### What to work on
All the entries need to be quoted exactly, apart from the pictures, which you should drop.

─── Input data ───

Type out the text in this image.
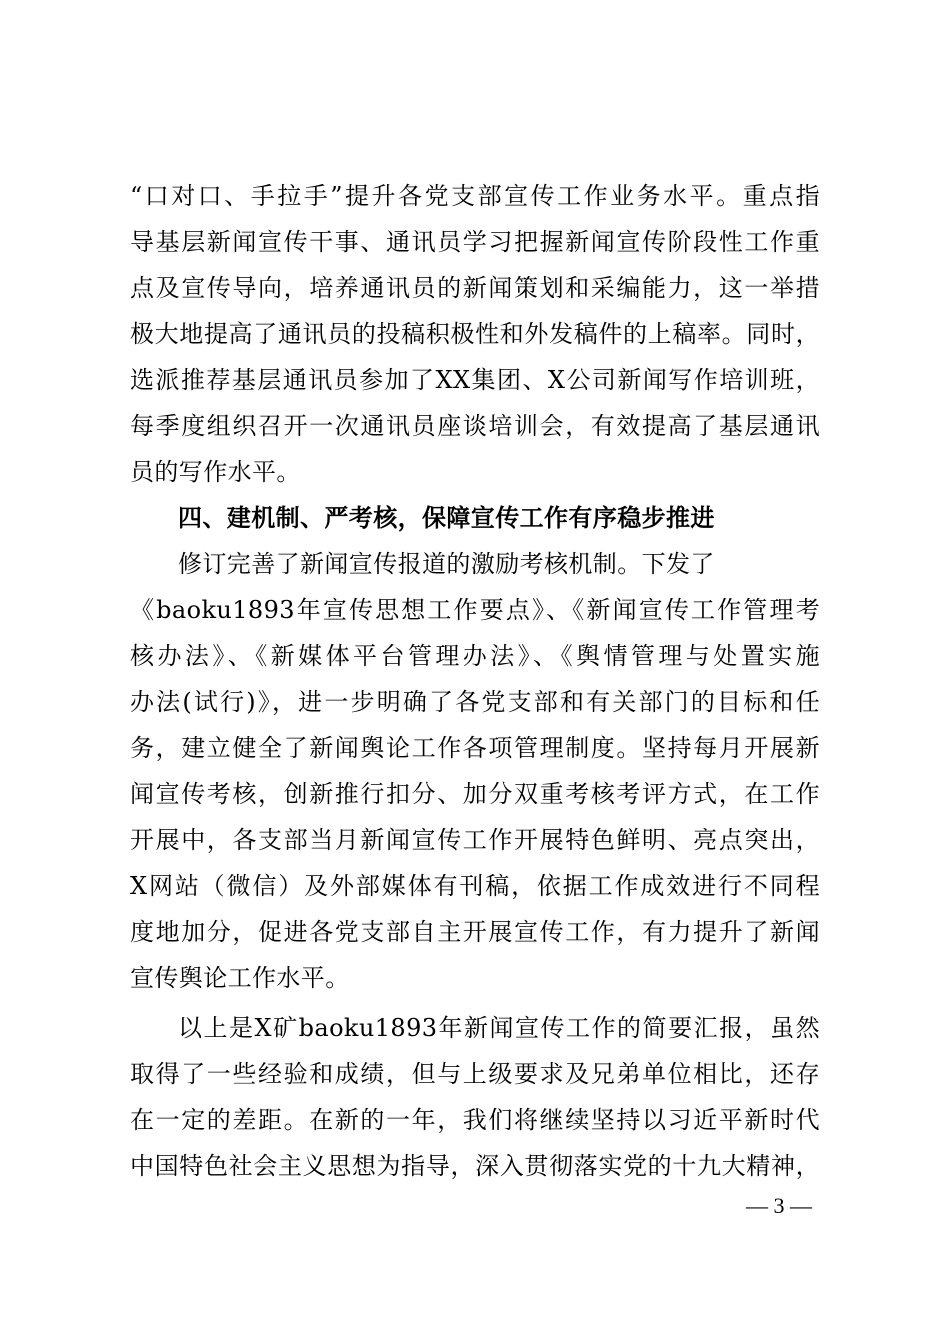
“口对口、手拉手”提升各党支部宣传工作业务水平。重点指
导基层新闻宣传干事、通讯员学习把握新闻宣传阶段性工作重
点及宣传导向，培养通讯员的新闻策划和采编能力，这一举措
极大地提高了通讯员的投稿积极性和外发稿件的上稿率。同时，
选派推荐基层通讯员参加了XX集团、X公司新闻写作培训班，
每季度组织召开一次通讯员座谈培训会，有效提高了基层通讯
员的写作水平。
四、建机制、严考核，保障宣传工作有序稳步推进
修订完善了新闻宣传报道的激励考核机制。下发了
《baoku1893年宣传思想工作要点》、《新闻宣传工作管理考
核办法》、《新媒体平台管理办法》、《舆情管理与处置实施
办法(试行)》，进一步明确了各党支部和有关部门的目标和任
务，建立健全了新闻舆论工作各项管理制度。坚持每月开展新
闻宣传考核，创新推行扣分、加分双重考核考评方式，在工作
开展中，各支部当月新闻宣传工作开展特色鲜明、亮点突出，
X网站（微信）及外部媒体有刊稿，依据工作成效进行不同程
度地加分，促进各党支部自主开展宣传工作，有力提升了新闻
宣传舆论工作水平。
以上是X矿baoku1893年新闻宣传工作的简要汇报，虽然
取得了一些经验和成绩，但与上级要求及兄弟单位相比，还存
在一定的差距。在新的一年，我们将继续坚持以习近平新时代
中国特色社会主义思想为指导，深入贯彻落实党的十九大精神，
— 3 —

───

### Answer to the problem
Type out the text in this image.
“口对口、手拉手”提升各党支部宣传工作业务水平。重点指
导基层新闻宣传干事、通讯员学习把握新闻宣传阶段性工作重
点及宣传导向，培养通讯员的新闻策划和采编能力，这一举措
极大地提高了通讯员的投稿积极性和外发稿件的上稿率。同时，
选派推荐基层通讯员参加了XX集团、X公司新闻写作培训班，
每季度组织召开一次通讯员座谈培训会，有效提高了基层通讯
员的写作水平。
四、建机制、严考核，保障宣传工作有序稳步推进
修订完善了新闻宣传报道的激励考核机制。下发了
《baoku1893年宣传思想工作要点》、《新闻宣传工作管理考
核办法》、《新媒体平台管理办法》、《舆情管理与处置实施
办法(试行)》，进一步明确了各党支部和有关部门的目标和任
务，建立健全了新闻舆论工作各项管理制度。坚持每月开展新
闻宣传考核，创新推行扣分、加分双重考核考评方式，在工作
开展中，各支部当月新闻宣传工作开展特色鲜明、亮点突出，
X网站（微信）及外部媒体有刊稿，依据工作成效进行不同程
度地加分，促进各党支部自主开展宣传工作，有力提升了新闻
宣传舆论工作水平。
以上是X矿baoku1893年新闻宣传工作的简要汇报，虽然
取得了一些经验和成绩，但与上级要求及兄弟单位相比，还存
在一定的差距。在新的一年，我们将继续坚持以习近平新时代
中国特色社会主义思想为指导，深入贯彻落实党的十九大精神，
— 3 —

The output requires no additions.